* _Problem requirements_:
Pull every line of the entries that has the word "flash".

* _Given entries_:
——————————

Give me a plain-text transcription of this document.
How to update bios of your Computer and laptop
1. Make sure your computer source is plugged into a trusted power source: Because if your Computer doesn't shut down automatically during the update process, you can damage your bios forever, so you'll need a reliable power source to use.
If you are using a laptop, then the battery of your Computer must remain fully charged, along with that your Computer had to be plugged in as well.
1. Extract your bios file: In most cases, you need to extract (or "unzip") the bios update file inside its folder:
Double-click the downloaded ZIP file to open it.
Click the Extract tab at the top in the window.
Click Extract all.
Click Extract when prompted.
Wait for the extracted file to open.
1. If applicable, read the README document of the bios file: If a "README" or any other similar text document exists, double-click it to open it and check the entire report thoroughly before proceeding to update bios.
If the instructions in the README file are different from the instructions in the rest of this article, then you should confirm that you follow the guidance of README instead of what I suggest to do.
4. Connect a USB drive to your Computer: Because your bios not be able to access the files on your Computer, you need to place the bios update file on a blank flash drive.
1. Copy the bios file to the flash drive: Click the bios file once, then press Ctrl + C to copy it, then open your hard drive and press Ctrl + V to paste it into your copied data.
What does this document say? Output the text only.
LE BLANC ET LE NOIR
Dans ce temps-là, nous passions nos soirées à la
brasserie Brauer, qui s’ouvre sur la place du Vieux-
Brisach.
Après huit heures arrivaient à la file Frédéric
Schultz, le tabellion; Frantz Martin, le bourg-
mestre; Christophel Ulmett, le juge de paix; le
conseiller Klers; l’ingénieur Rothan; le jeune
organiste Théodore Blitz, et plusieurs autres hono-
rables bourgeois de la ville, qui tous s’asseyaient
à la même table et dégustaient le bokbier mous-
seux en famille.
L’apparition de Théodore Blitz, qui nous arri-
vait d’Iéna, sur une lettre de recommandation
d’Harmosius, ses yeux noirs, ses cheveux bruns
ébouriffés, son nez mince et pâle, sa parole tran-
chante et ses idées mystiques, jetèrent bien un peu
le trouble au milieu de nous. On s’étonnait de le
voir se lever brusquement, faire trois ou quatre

——————————

* _The completed task_:
4. Connect a USB drive to your Computer: Because your bios not be able to access the files on your Computer, you need to place the bios update file on a blank flash drive.
1. Copy the bios file to the flash drive: Click the bios file once, then press Ctrl + C to copy it, then open your hard drive and press Ctrl + V to paste it into your copied data.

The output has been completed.